▶ **What needs to be done**
Reproduce each line exactly. Skip none.

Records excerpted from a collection
◇ ◇ ◇ ◇ ◇ ◇ ◇

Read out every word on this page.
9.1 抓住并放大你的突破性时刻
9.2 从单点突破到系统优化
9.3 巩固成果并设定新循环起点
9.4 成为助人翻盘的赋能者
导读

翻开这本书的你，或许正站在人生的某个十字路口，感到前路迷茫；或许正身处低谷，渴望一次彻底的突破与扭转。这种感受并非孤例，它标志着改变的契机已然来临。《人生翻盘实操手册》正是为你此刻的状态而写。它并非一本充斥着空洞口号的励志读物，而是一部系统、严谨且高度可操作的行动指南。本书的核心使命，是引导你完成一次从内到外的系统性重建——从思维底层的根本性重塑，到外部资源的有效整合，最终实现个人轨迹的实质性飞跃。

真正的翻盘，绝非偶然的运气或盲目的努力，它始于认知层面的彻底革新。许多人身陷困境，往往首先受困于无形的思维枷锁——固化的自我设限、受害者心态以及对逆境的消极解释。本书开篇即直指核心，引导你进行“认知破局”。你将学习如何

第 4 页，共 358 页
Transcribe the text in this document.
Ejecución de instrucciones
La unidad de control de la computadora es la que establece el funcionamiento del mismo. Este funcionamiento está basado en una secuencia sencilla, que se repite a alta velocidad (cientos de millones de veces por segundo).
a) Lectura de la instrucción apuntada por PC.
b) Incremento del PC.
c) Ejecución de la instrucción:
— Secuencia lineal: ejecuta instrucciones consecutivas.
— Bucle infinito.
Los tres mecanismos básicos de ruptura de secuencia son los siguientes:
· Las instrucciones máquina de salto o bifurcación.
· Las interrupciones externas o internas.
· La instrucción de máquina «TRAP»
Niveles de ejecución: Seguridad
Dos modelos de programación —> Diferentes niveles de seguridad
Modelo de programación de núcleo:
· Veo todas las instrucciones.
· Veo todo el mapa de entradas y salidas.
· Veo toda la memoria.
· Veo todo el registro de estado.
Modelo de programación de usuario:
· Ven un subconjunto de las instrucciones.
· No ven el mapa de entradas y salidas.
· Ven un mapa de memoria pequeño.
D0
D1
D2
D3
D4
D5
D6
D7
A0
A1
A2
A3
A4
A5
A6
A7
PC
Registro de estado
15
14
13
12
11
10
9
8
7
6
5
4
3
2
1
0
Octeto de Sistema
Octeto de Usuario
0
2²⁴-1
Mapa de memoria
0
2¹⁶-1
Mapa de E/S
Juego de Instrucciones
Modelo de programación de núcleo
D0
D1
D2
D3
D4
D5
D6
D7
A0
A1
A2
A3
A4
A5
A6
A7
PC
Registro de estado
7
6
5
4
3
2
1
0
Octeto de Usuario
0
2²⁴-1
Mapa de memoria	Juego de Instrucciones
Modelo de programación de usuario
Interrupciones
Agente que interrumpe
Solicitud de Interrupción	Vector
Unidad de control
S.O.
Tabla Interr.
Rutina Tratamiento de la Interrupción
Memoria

◇ ◇ ◇ ◇ ◇ ◇ ◇

▶ **Finished answer**
Read out every word on this page.
9.1 抓住并放大你的突破性时刻
9.2 从单点突破到系统优化
9.3 巩固成果并设定新循环起点
9.4 成为助人翻盘的赋能者
导读

翻开这本书的你，或许正站在人生的某个十字路口，感到前路迷茫；或许正身处低谷，渴望一次彻底的突破与扭转。这种感受并非孤例，它标志着改变的契机已然来临。《人生翻盘实操手册》正是为你此刻的状态而写。它并非一本充斥着空洞口号的励志读物，而是一部系统、严谨且高度可操作的行动指南。本书的核心使命，是引导你完成一次从内到外的系统性重建——从思维底层的根本性重塑，到外部资源的有效整合，最终实现个人轨迹的实质性飞跃。

真正的翻盘，绝非偶然的运气或盲目的努力，它始于认知层面的彻底革新。许多人身陷困境，往往首先受困于无形的思维枷锁——固化的自我设限、受害者心态以及对逆境的消极解释。本书开篇即直指核心，引导你进行“认知破局”。你将学习如何

第 4 页，共 358 页
Transcribe the text in this document.
Ejecución de instrucciones
La unidad de control de la computadora es la que establece el funcionamiento del mismo. Este funcionamiento está basado en una secuencia sencilla, que se repite a alta velocidad (cientos de millones de veces por segundo).
a) Lectura de la instrucción apuntada por PC.
b) Incremento del PC.
c) Ejecución de la instrucción:
— Secuencia lineal: ejecuta instrucciones consecutivas.
— Bucle infinito.
Los tres mecanismos básicos de ruptura de secuencia son los siguientes:
· Las instrucciones máquina de salto o bifurcación.
· Las interrupciones externas o internas.
· La instrucción de máquina «TRAP»
Niveles de ejecución: Seguridad
Dos modelos de programación —> Diferentes niveles de seguridad
Modelo de programación de núcleo:
· Veo todas las instrucciones.
· Veo todo el mapa de entradas y salidas.
· Veo toda la memoria.
· Veo todo el registro de estado.
Modelo de programación de usuario:
· Ven un subconjunto de las instrucciones.
· No ven el mapa de entradas y salidas.
· Ven un mapa de memoria pequeño.
D0
D1
D2
D3
D4
D5
D6
D7
A0
A1
A2
A3
A4
A5
A6
A7
PC
Registro de estado
15
14
13
12
11
10
9
8
7
6
5
4
3
2
1
0
Octeto de Sistema
Octeto de Usuario
0
2²⁴-1
Mapa de memoria
0
2¹⁶-1
Mapa de E/S
Juego de Instrucciones
Modelo de programación de núcleo
D0
D1
D2
D3
D4
D5
D6
D7
A0
A1
A2
A3
A4
A5
A6
A7
PC
Registro de estado
7
6
5
4
3
2
1
0
Octeto de Usuario
0
2²⁴-1
Mapa de memoria	Juego de Instrucciones
Modelo de programación de usuario
Interrupciones
Agente que interrumpe
Solicitud de Interrupción	Vector
Unidad de control
S.O.
Tabla Interr.
Rutina Tratamiento de la Interrupción
Memoria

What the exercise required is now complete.